Problem:
All records below must be retyped exactly.

── Input rows

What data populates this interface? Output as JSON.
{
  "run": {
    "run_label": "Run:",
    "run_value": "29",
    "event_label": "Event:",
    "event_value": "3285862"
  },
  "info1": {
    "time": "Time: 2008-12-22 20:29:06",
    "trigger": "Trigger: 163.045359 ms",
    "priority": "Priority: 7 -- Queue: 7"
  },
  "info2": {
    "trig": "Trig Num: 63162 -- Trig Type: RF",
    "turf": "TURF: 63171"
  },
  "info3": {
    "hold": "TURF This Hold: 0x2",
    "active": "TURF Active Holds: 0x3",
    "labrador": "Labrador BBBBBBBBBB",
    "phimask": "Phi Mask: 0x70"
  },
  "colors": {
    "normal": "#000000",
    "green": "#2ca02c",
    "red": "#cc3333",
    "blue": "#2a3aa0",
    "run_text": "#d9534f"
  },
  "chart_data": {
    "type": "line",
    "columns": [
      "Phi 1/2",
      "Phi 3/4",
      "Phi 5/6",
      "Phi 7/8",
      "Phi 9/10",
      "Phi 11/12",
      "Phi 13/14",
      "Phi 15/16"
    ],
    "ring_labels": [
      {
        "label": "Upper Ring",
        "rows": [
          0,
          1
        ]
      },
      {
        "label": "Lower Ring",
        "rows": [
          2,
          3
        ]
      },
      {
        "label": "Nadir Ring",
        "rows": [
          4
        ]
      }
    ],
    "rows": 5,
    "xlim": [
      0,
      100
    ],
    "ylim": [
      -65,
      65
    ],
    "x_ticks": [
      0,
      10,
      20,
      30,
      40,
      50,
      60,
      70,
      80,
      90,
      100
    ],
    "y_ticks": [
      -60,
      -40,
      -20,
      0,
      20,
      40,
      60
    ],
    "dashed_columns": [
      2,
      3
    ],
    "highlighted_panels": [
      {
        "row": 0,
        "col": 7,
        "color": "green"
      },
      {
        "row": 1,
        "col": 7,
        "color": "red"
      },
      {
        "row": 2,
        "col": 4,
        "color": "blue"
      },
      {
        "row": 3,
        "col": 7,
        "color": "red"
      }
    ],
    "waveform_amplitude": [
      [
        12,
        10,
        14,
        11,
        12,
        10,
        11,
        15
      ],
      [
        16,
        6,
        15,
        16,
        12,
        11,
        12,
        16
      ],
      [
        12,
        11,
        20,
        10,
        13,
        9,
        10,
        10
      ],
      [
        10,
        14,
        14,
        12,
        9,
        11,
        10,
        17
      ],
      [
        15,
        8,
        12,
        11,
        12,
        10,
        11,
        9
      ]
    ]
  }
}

────

Task response:
What data populates this interface? Output as JSON.
{
  "run": {
    "run_label": "Run:",
    "run_value": "29",
    "event_label": "Event:",
    "event_value": "3285862"
  },
  "info1": {
    "time": "Time: 2008-12-22 20:29:06",
    "trigger": "Trigger: 163.045359 ms",
    "priority": "Priority: 7 -- Queue: 7"
  },
  "info2": {
    "trig": "Trig Num: 63162 -- Trig Type: RF",
    "turf": "TURF: 63171"
  },
  "info3": {
    "hold": "TURF This Hold: 0x2",
    "active": "TURF Active Holds: 0x3",
    "labrador": "Labrador BBBBBBBBBB",
    "phimask": "Phi Mask: 0x70"
  },
  "colors": {
    "normal": "#000000",
    "green": "#2ca02c",
    "red": "#cc3333",
    "blue": "#2a3aa0",
    "run_text": "#d9534f"
  },
  "chart_data": {
    "type": "line",
    "columns": [
      "Phi 1/2",
      "Phi 3/4",
      "Phi 5/6",
      "Phi 7/8",
      "Phi 9/10",
      "Phi 11/12",
      "Phi 13/14",
      "Phi 15/16"
    ],
    "ring_labels": [
      {
        "label": "Upper Ring",
        "rows": [
          0,
          1
        ]
      },
      {
        "label": "Lower Ring",
        "rows": [
          2,
          3
        ]
      },
      {
        "label": "Nadir Ring",
        "rows": [
          4
        ]
      }
    ],
    "rows": 5,
    "xlim": [
      0,
      100
    ],
    "ylim": [
      -65,
      65
    ],
    "x_ticks": [
      0,
      10,
      20,
      30,
      40,
      50,
      60,
      70,
      80,
      90,
      100
    ],
    "y_ticks": [
      -60,
      -40,
      -20,
      0,
      20,
      40,
      60
    ],
    "dashed_columns": [
      2,
      3
    ],
    "highlighted_panels": [
      {
        "row": 0,
        "col": 7,
        "color": "green"
      },
      {
        "row": 1,
        "col": 7,
        "color": "red"
      },
      {
        "row": 2,
        "col": 4,
        "color": "blue"
      },
      {
        "row": 3,
        "col": 7,
        "color": "red"
      }
    ],
    "waveform_amplitude": [
      [
        12,
        10,
        14,
        11,
        12,
        10,
        11,
        15
      ],
      [
        16,
        6,
        15,
        16,
        12,
        11,
        12,
        16
      ],
      [
        12,
        11,
        20,
        10,
        13,
        9,
        10,
        10
      ],
      [
        10,
        14,
        14,
        12,
        9,
        11,
        10,
        17
      ],
      [
        15,
        8,
        12,
        11,
        12,
        10,
        11,
        9
      ]
    ]
  }
}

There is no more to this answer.